:: INPUT ::
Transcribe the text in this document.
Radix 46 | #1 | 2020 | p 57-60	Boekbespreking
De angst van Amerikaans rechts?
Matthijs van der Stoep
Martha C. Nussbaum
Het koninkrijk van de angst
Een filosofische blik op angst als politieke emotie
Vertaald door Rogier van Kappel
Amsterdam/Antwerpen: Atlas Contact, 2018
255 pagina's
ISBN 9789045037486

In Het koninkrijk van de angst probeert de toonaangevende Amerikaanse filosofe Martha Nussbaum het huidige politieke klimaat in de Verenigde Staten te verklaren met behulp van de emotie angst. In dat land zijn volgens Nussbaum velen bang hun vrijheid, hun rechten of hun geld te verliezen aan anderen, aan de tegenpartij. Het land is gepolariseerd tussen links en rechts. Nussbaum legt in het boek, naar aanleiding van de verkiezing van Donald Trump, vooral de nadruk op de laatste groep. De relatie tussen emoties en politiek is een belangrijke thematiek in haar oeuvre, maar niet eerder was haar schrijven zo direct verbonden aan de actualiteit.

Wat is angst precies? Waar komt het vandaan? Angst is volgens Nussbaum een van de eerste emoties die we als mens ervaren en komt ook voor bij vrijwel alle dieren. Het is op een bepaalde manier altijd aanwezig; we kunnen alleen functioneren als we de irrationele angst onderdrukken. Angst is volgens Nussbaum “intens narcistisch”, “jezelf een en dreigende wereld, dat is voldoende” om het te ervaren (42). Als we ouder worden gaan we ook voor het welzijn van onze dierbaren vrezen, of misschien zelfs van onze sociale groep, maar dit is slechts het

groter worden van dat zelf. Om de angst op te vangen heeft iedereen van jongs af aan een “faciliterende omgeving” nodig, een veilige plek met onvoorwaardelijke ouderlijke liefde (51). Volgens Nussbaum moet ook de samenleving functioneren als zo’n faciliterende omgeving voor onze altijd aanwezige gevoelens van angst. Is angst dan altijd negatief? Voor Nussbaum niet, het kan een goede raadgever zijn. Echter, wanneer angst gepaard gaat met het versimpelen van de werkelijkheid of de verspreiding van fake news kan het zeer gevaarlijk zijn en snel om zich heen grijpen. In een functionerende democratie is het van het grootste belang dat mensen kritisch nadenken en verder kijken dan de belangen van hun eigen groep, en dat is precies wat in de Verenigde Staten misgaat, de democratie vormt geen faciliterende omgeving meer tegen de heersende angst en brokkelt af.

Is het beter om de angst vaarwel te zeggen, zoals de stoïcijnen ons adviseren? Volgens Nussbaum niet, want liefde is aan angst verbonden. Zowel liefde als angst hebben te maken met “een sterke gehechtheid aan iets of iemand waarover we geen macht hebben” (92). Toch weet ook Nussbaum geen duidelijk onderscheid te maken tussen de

:: GIVEN EXERCISE ::
Write all of the records out again exactly.

:: THE ANSWER ::
Transcribe the text in this document.
Radix 46 | #1 | 2020 | p 57-60	Boekbespreking
De angst van Amerikaans rechts?
Matthijs van der Stoep
Martha C. Nussbaum
Het koninkrijk van de angst
Een filosofische blik op angst als politieke emotie
Vertaald door Rogier van Kappel
Amsterdam/Antwerpen: Atlas Contact, 2018
255 pagina's
ISBN 9789045037486

In Het koninkrijk van de angst probeert de toonaangevende Amerikaanse filosofe Martha Nussbaum het huidige politieke klimaat in de Verenigde Staten te verklaren met behulp van de emotie angst. In dat land zijn volgens Nussbaum velen bang hun vrijheid, hun rechten of hun geld te verliezen aan anderen, aan de tegenpartij. Het land is gepolariseerd tussen links en rechts. Nussbaum legt in het boek, naar aanleiding van de verkiezing van Donald Trump, vooral de nadruk op de laatste groep. De relatie tussen emoties en politiek is een belangrijke thematiek in haar oeuvre, maar niet eerder was haar schrijven zo direct verbonden aan de actualiteit.

Wat is angst precies? Waar komt het vandaan? Angst is volgens Nussbaum een van de eerste emoties die we als mens ervaren en komt ook voor bij vrijwel alle dieren. Het is op een bepaalde manier altijd aanwezig; we kunnen alleen functioneren als we de irrationele angst onderdrukken. Angst is volgens Nussbaum “intens narcistisch”, “jezelf een en dreigende wereld, dat is voldoende” om het te ervaren (42). Als we ouder worden gaan we ook voor het welzijn van onze dierbaren vrezen, of misschien zelfs van onze sociale groep, maar dit is slechts het

groter worden van dat zelf. Om de angst op te vangen heeft iedereen van jongs af aan een “faciliterende omgeving” nodig, een veilige plek met onvoorwaardelijke ouderlijke liefde (51). Volgens Nussbaum moet ook de samenleving functioneren als zo’n faciliterende omgeving voor onze altijd aanwezige gevoelens van angst. Is angst dan altijd negatief? Voor Nussbaum niet, het kan een goede raadgever zijn. Echter, wanneer angst gepaard gaat met het versimpelen van de werkelijkheid of de verspreiding van fake news kan het zeer gevaarlijk zijn en snel om zich heen grijpen. In een functionerende democratie is het van het grootste belang dat mensen kritisch nadenken en verder kijken dan de belangen van hun eigen groep, en dat is precies wat in de Verenigde Staten misgaat, de democratie vormt geen faciliterende omgeving meer tegen de heersende angst en brokkelt af.

Is het beter om de angst vaarwel te zeggen, zoals de stoïcijnen ons adviseren? Volgens Nussbaum niet, want liefde is aan angst verbonden. Zowel liefde als angst hebben te maken met “een sterke gehechtheid aan iets of iemand waarover we geen macht hebben” (92). Toch weet ook Nussbaum geen duidelijk onderscheid te maken tussen de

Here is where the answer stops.